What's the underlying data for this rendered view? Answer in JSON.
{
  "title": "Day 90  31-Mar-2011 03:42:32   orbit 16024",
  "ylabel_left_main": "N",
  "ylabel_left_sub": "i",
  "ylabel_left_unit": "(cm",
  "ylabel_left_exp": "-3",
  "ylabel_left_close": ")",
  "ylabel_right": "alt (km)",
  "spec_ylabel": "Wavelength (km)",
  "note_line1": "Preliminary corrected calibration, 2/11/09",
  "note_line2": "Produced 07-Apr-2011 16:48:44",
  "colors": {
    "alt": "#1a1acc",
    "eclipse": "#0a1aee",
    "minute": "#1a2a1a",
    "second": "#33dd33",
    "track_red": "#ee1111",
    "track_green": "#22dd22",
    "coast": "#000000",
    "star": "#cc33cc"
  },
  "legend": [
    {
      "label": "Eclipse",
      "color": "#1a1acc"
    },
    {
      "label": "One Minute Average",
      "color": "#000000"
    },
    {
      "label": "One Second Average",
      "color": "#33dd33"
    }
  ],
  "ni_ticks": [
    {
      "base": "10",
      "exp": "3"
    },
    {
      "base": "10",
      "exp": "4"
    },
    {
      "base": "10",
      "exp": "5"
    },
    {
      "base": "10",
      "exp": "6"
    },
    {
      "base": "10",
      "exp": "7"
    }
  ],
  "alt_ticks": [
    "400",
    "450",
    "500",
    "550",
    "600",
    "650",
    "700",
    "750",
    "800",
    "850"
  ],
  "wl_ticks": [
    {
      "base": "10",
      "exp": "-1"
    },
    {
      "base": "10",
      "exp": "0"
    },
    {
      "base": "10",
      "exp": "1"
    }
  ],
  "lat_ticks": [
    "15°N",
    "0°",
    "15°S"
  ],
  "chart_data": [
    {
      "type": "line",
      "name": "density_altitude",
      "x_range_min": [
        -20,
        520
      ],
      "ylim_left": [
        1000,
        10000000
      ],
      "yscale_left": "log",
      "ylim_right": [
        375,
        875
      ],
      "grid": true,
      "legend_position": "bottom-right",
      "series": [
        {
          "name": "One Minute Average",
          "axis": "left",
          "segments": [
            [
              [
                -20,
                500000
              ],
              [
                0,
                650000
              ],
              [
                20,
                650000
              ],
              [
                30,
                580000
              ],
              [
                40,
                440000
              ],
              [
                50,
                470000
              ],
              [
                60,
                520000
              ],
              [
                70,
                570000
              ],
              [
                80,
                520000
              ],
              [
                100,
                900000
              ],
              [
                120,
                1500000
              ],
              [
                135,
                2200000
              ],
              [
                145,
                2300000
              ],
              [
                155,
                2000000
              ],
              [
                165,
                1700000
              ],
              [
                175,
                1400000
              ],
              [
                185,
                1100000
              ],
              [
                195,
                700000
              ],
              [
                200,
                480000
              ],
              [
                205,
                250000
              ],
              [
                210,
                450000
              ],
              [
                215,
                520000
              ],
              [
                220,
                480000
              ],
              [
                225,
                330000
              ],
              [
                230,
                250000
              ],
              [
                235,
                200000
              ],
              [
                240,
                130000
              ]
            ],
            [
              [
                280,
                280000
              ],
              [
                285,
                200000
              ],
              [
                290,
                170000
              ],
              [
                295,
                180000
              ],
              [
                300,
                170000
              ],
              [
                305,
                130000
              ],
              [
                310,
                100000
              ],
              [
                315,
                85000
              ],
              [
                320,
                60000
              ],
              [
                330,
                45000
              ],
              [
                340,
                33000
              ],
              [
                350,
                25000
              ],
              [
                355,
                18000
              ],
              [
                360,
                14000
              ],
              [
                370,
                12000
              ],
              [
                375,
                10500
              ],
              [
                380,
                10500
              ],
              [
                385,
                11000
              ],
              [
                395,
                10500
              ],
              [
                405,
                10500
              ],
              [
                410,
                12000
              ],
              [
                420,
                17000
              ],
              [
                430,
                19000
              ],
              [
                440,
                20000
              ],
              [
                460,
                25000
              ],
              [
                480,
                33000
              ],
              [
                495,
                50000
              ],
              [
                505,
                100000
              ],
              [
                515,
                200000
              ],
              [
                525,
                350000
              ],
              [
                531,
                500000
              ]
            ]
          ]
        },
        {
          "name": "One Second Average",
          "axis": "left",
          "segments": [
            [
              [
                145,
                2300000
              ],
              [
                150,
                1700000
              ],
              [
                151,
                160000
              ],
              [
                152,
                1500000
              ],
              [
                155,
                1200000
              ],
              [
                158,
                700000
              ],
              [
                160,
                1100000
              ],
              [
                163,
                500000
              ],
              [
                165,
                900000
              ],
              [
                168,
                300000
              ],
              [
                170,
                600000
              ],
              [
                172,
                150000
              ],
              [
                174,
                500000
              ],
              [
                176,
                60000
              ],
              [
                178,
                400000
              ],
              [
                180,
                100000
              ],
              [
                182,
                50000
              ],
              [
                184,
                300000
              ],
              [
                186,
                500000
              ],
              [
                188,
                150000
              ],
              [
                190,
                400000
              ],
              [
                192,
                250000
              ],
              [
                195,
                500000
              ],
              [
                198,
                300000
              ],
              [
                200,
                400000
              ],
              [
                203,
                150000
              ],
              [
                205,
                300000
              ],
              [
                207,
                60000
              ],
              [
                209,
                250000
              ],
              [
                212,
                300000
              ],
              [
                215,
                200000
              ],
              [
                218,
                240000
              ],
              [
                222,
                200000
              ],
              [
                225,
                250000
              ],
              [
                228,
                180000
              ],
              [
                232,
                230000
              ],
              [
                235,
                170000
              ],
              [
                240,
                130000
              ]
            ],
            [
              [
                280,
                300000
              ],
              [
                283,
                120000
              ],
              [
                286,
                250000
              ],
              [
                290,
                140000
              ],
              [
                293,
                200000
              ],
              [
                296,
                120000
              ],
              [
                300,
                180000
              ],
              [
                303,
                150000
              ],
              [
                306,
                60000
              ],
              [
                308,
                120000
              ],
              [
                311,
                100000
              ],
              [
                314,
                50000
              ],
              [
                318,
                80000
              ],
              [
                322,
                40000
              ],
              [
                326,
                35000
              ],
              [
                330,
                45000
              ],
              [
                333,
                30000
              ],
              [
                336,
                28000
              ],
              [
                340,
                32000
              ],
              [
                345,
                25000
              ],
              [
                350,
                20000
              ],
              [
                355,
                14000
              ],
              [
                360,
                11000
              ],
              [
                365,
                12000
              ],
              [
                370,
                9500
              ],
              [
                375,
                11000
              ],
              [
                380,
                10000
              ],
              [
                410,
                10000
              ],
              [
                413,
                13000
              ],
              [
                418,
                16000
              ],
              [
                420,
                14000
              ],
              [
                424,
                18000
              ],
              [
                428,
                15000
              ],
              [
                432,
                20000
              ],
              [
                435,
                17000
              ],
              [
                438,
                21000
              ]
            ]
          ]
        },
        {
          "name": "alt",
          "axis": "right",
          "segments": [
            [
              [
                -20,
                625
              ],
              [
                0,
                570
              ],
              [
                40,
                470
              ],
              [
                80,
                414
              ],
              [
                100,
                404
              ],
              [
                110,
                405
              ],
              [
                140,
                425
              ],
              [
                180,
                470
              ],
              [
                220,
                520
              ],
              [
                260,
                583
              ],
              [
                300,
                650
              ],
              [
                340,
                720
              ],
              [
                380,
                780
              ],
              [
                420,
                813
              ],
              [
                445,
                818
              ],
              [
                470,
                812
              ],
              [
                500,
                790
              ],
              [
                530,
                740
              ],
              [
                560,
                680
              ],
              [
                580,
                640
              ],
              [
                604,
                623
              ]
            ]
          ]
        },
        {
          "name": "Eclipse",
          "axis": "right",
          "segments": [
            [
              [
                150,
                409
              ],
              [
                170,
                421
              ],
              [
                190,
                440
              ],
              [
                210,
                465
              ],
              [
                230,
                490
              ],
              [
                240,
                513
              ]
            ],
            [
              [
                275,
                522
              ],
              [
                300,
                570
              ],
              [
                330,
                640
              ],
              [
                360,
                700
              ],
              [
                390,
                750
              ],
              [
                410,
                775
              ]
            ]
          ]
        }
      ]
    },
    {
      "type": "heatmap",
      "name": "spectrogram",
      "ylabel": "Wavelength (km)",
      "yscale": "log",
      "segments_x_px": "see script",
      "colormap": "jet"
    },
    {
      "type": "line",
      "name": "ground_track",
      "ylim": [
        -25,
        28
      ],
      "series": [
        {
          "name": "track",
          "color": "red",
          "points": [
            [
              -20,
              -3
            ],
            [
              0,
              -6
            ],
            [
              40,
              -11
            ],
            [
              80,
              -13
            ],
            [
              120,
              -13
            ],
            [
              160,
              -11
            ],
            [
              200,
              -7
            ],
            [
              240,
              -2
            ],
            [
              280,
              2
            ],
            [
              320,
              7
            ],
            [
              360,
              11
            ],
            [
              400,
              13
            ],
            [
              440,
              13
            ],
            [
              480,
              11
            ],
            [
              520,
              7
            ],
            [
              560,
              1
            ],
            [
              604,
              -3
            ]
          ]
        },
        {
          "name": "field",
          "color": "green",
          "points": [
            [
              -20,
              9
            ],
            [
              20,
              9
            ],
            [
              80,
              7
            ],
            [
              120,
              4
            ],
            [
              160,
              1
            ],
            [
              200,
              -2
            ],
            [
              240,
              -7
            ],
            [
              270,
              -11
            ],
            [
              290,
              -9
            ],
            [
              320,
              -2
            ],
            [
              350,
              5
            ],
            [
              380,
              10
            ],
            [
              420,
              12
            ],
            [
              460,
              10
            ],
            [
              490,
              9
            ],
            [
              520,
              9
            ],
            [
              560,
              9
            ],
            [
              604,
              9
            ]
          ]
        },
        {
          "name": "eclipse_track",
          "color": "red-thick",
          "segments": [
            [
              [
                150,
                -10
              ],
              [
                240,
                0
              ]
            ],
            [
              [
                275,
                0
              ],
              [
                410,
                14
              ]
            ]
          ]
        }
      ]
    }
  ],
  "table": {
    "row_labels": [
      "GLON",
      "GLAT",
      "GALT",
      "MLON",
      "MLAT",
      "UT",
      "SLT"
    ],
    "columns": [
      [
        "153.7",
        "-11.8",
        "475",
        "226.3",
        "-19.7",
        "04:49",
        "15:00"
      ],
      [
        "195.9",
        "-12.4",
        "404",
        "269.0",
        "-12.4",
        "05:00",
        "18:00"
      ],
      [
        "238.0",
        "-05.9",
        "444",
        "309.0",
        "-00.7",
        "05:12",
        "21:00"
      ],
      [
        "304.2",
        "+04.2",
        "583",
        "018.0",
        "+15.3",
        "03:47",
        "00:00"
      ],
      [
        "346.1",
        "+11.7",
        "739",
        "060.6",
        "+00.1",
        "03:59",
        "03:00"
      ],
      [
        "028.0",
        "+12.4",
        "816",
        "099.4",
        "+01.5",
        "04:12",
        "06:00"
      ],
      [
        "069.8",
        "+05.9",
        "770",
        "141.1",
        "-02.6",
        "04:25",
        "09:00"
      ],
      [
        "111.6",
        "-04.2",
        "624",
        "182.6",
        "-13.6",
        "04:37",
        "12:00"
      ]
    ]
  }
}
■ ■ ■ ■ ■
**WHAT THE TASK REQUIRES**
All lines of the data above that include the word "Average" must be shown.

**SOLUTION TO THIS PROBLEM**
      "label": "One Minute Average",
      "label": "One Second Average",
          "name": "One Minute Average",
          "name": "One Second Average",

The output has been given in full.